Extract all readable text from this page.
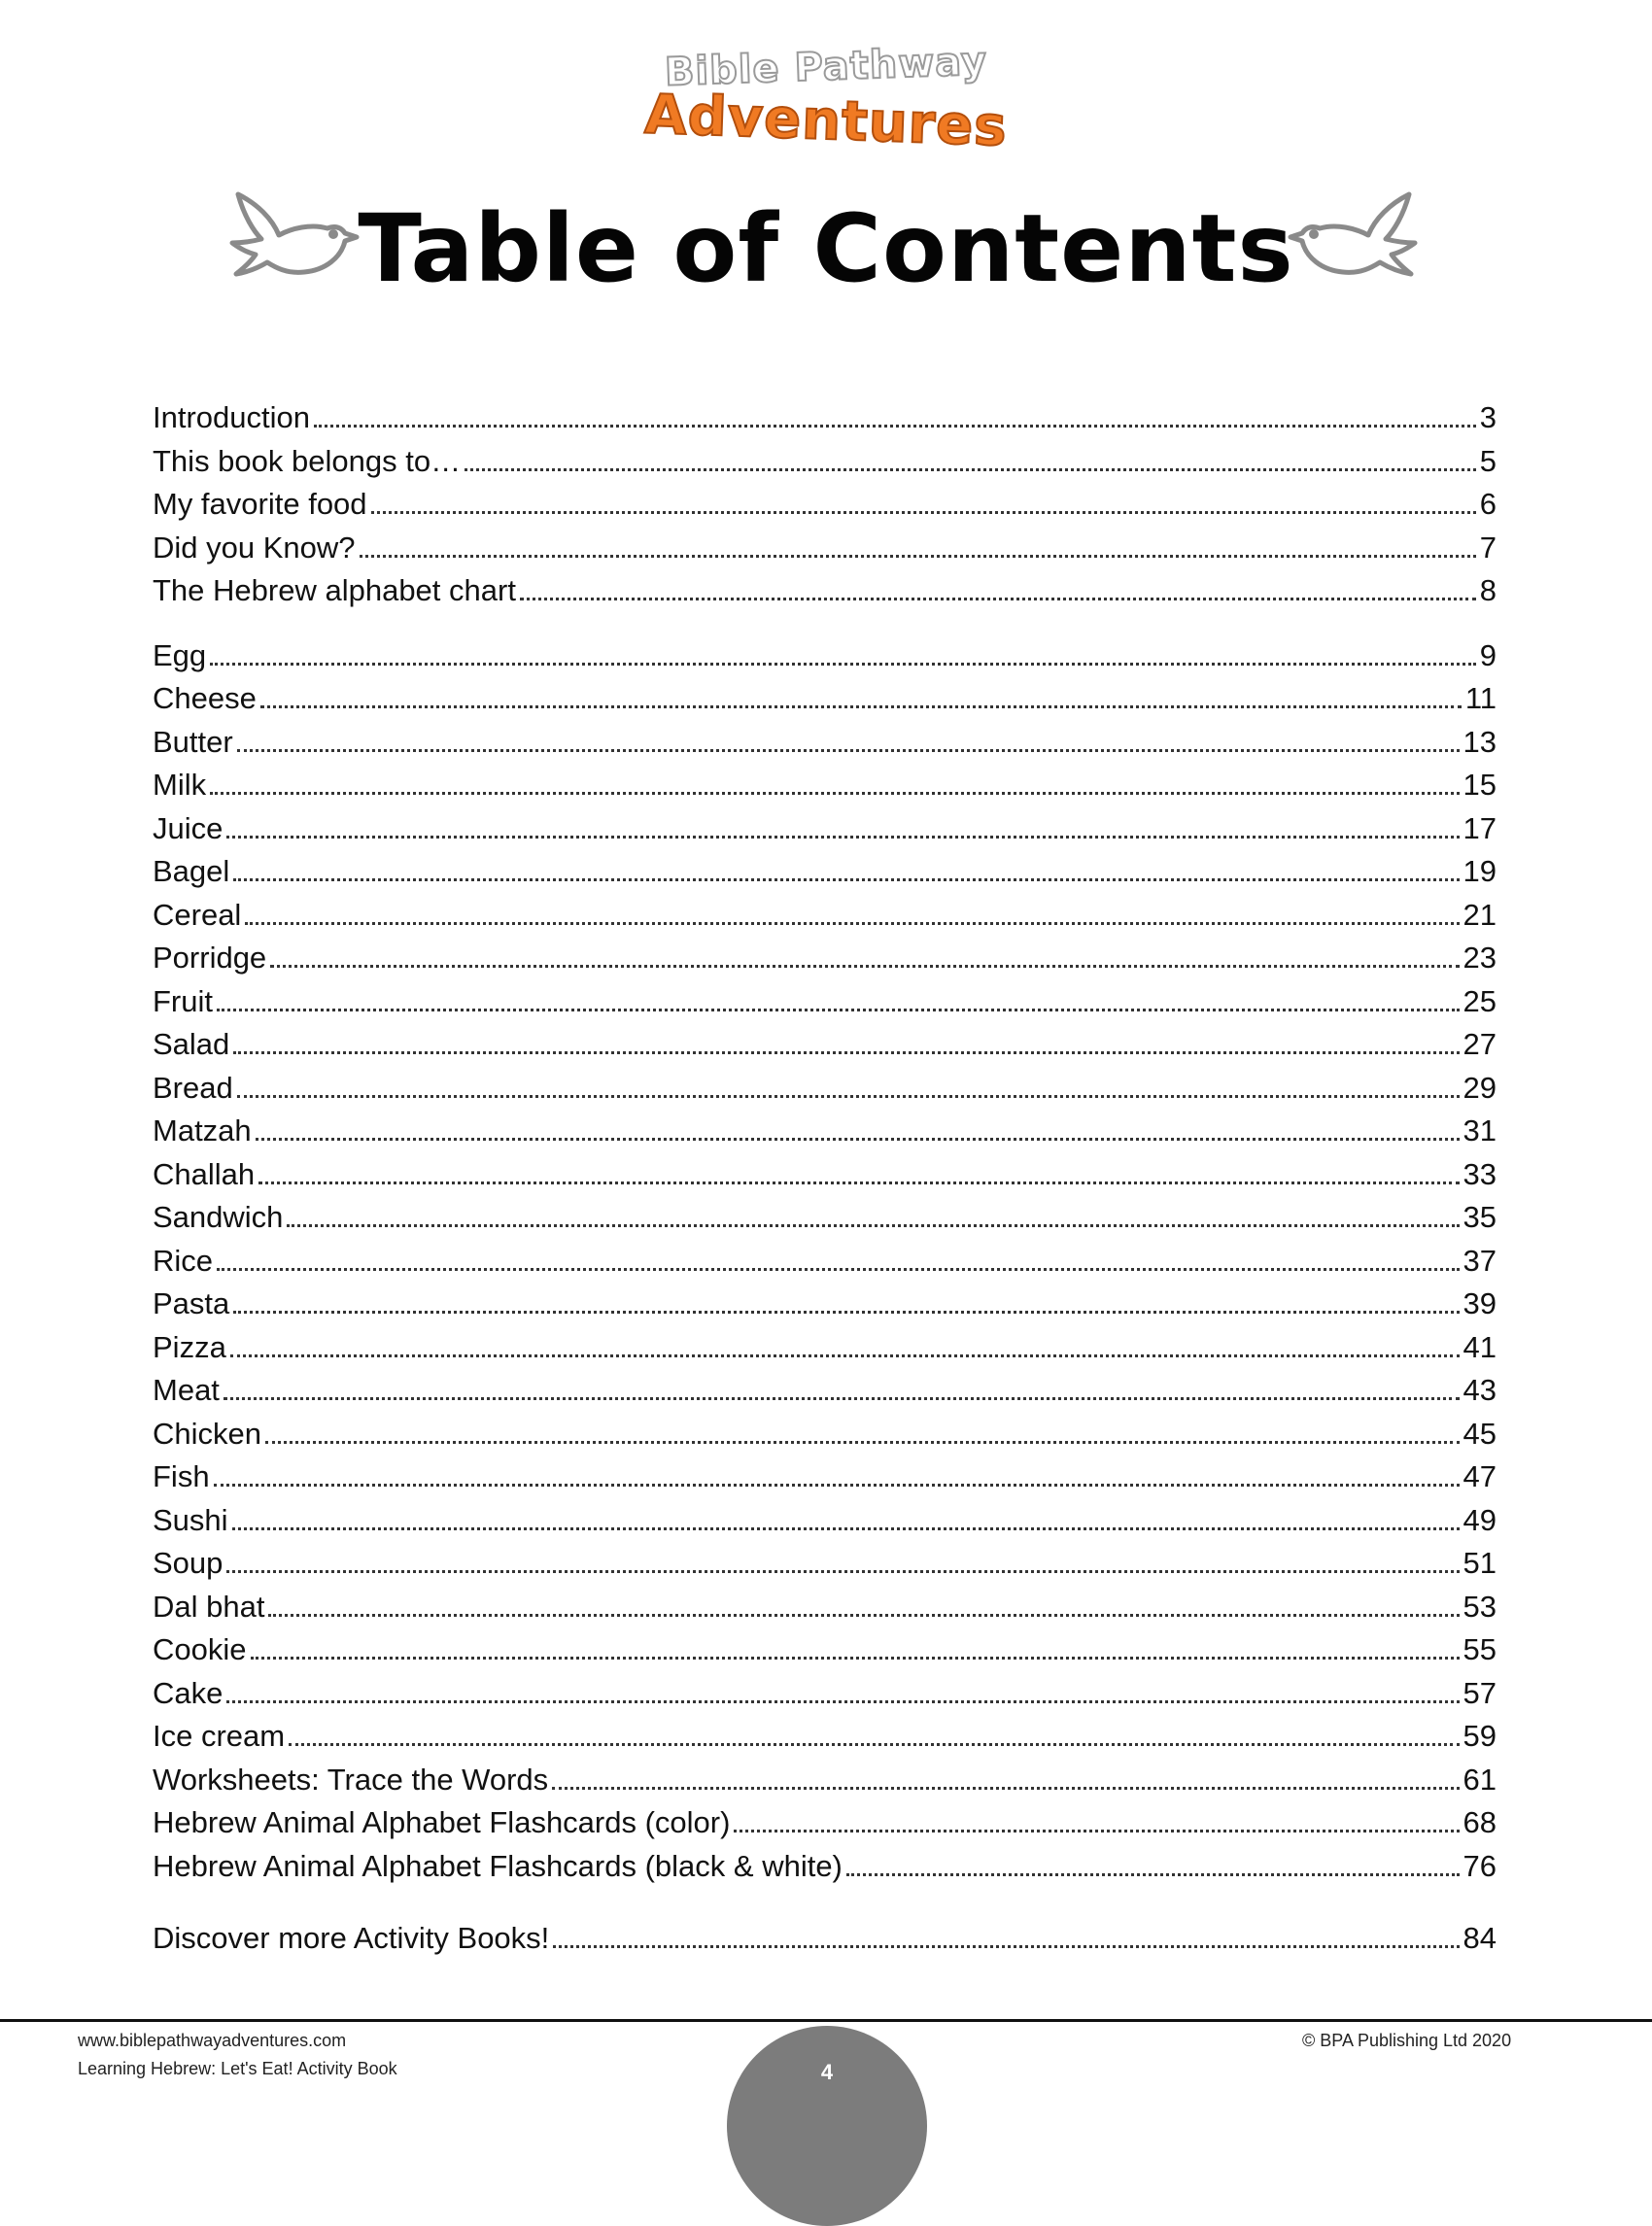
Bible Pathway
Adventures
Table of Contents
Introduction	3
This book belongs to…	5
My favorite food	6
Did you Know?	7
The Hebrew alphabet chart	8
Egg	9
Cheese	11
Butter	13
Milk	15
Juice	17
Bagel	19
Cereal	21
Porridge	23
Fruit	25
Salad	27
Bread	29
Matzah	31
Challah	33
Sandwich	35
Rice	37
Pasta	39
Pizza	41
Meat	43
Chicken	45
Fish	47
Sushi	49
Soup	51
Dal bhat	53
Cookie	55
Cake	57
Ice cream	59
Worksheets: Trace the Words	61
Hebrew Animal Alphabet Flashcards (color)	68
Hebrew Animal Alphabet Flashcards (black & white)	76
Discover more Activity Books!	84
www.biblepathwayadventures.com
Learning Hebrew: Let's Eat! Activity Book
© BPA Publishing Ltd 2020
4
☆ ☆ ☆ ☆
### OBJECTIVE:
Take each line of the material that contains the word "Animal" and list it.

### IN RESPONSE:
Hebrew Animal Alphabet Flashcards (color)	68
Hebrew Animal Alphabet Flashcards (black & white)	76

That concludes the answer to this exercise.